:: Written task ::
Scan the data below and pick out the lines containing the word "name".

[Figure data in JSON]

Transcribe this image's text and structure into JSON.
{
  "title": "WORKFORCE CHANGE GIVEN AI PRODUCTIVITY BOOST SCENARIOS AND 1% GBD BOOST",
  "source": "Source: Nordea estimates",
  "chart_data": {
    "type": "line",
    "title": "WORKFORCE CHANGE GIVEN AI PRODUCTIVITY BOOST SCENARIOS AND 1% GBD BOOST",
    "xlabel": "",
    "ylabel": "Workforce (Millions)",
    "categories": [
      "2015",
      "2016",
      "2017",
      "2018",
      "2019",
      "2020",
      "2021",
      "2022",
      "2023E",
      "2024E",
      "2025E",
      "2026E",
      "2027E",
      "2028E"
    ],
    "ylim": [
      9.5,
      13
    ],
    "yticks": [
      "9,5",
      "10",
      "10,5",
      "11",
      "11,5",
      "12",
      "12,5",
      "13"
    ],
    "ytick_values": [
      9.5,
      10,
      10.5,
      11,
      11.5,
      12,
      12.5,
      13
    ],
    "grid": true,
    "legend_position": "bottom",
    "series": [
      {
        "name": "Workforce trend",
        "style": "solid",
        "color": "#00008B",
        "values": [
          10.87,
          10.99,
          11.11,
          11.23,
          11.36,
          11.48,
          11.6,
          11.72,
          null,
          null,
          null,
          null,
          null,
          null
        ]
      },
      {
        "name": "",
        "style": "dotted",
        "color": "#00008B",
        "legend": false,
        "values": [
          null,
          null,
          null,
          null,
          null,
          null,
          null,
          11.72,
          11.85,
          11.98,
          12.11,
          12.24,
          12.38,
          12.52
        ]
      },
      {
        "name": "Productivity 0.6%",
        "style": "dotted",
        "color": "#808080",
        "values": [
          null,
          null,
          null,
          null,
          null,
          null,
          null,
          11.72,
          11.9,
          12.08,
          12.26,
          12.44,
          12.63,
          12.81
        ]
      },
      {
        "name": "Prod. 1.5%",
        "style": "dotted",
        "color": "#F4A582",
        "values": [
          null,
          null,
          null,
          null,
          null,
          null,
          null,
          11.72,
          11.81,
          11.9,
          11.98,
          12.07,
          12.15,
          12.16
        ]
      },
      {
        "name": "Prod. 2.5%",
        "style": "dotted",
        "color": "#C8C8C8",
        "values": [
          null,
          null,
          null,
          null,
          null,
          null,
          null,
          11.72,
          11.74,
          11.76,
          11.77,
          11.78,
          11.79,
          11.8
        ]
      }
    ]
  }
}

:: Exercise solution ::
        "name": "Workforce trend",
        "name": "",
        "name": "Productivity 0.6%",
        "name": "Prod. 1.5%",
        "name": "Prod. 2.5%",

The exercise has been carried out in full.